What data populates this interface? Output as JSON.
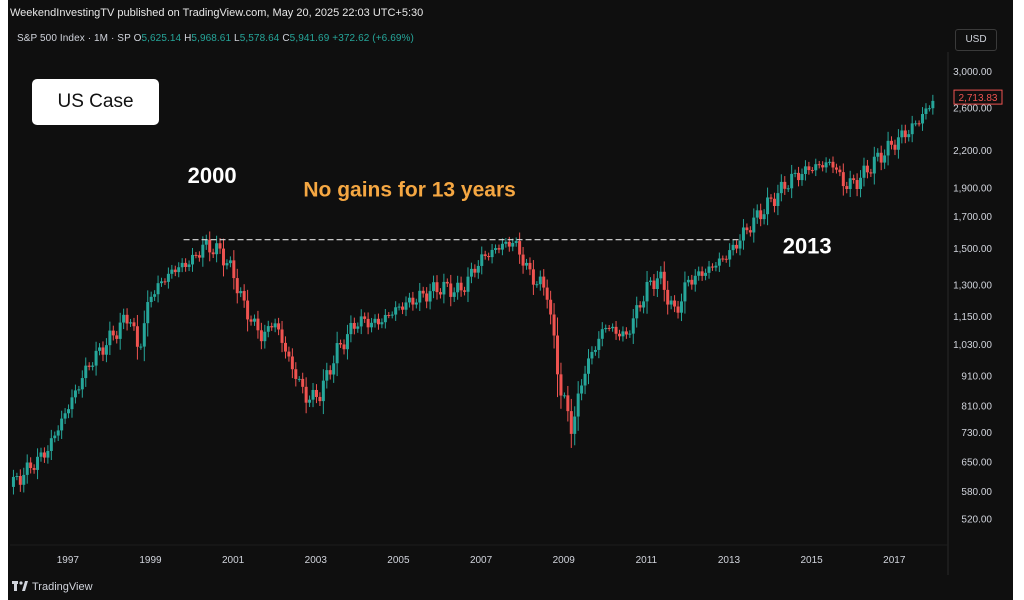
{
  "header": {
    "publisher": "WeekendInvestingTV published on TradingView.com, May 20, 2025 22:03 UTC+5:30",
    "symbol": "S&P 500 Index · 1M · SP",
    "ohlc": {
      "o_label": "O",
      "o": "5,625.14",
      "h_label": "H",
      "h": "5,968.61",
      "l_label": "L",
      "l": "5,578.64",
      "c_label": "C",
      "c": "5,941.69",
      "change": "+372.62 (+6.69%)"
    },
    "currency": "USD"
  },
  "badge": {
    "label": "US Case"
  },
  "footer": {
    "logo_text": "TradingView"
  },
  "colors": {
    "background": "#0f0f0f",
    "up": "#26a69a",
    "down": "#ef5350",
    "annotation": "#f5a742",
    "price_label": "#ef5350",
    "text": "#d1d4dc"
  },
  "chart_data": {
    "type": "candlestick",
    "title": "",
    "xlabel": "",
    "ylabel": "",
    "scale": "log",
    "ylim": [
      470,
      3200
    ],
    "xlim": [
      1995.6,
      2018.3
    ],
    "grid": false,
    "y_ticks": [
      "3,000.00",
      "2,600.00",
      "2,200.00",
      "1,900.00",
      "1,700.00",
      "1,500.00",
      "1,300.00",
      "1,150.00",
      "1,030.00",
      "910.00",
      "810.00",
      "730.00",
      "650.00",
      "580.00",
      "520.00"
    ],
    "x_ticks": [
      "1997",
      "1999",
      "2001",
      "2003",
      "2005",
      "2007",
      "2009",
      "2011",
      "2013",
      "2015",
      "2017"
    ],
    "last_price_label": "2,713.83",
    "last_price": 2713.83,
    "annotations": [
      {
        "text": "2000",
        "x": 1999.9,
        "y": 1940
      },
      {
        "text": "No gains for 13 years",
        "x": 2002.7,
        "y": 1840
      },
      {
        "text": "2013",
        "x": 2014.3,
        "y": 1470
      }
    ],
    "resistance_line": {
      "y": 1553,
      "x_start": 1999.8,
      "x_end": 2013.3
    },
    "anchors": [
      [
        1995.6,
        590
      ],
      [
        1996.5,
        680
      ],
      [
        1997.5,
        950
      ],
      [
        1998.5,
        1160
      ],
      [
        1998.7,
        1000
      ],
      [
        1999.0,
        1250
      ],
      [
        1999.5,
        1370
      ],
      [
        2000.0,
        1430
      ],
      [
        2000.3,
        1520
      ],
      [
        2000.7,
        1480
      ],
      [
        2001.0,
        1360
      ],
      [
        2001.3,
        1180
      ],
      [
        2001.7,
        1060
      ],
      [
        2002.0,
        1130
      ],
      [
        2002.4,
        950
      ],
      [
        2002.8,
        830
      ],
      [
        2003.1,
        850
      ],
      [
        2003.5,
        1000
      ],
      [
        2004.0,
        1130
      ],
      [
        2004.5,
        1120
      ],
      [
        2005.0,
        1190
      ],
      [
        2006.0,
        1290
      ],
      [
        2006.5,
        1270
      ],
      [
        2007.0,
        1440
      ],
      [
        2007.5,
        1520
      ],
      [
        2007.8,
        1540
      ],
      [
        2008.2,
        1350
      ],
      [
        2008.6,
        1270
      ],
      [
        2008.9,
        880
      ],
      [
        2009.2,
        740
      ],
      [
        2009.5,
        930
      ],
      [
        2010.0,
        1110
      ],
      [
        2010.5,
        1060
      ],
      [
        2011.0,
        1280
      ],
      [
        2011.3,
        1350
      ],
      [
        2011.7,
        1160
      ],
      [
        2012.0,
        1320
      ],
      [
        2012.5,
        1380
      ],
      [
        2013.0,
        1470
      ],
      [
        2013.5,
        1640
      ],
      [
        2014.0,
        1800
      ],
      [
        2014.5,
        1970
      ],
      [
        2015.0,
        2060
      ],
      [
        2015.5,
        2100
      ],
      [
        2015.8,
        1920
      ],
      [
        2016.1,
        1950
      ],
      [
        2016.5,
        2100
      ],
      [
        2017.0,
        2270
      ],
      [
        2017.5,
        2430
      ],
      [
        2018.0,
        2710
      ]
    ]
  }
}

-- -- --

Using the records above, select and copy every line that has the word "TradingView".

    "publisher": "WeekendInvestingTV published on TradingView.com, May 20, 2025 22:03 UTC+5:30",
    "logo_text": "TradingView"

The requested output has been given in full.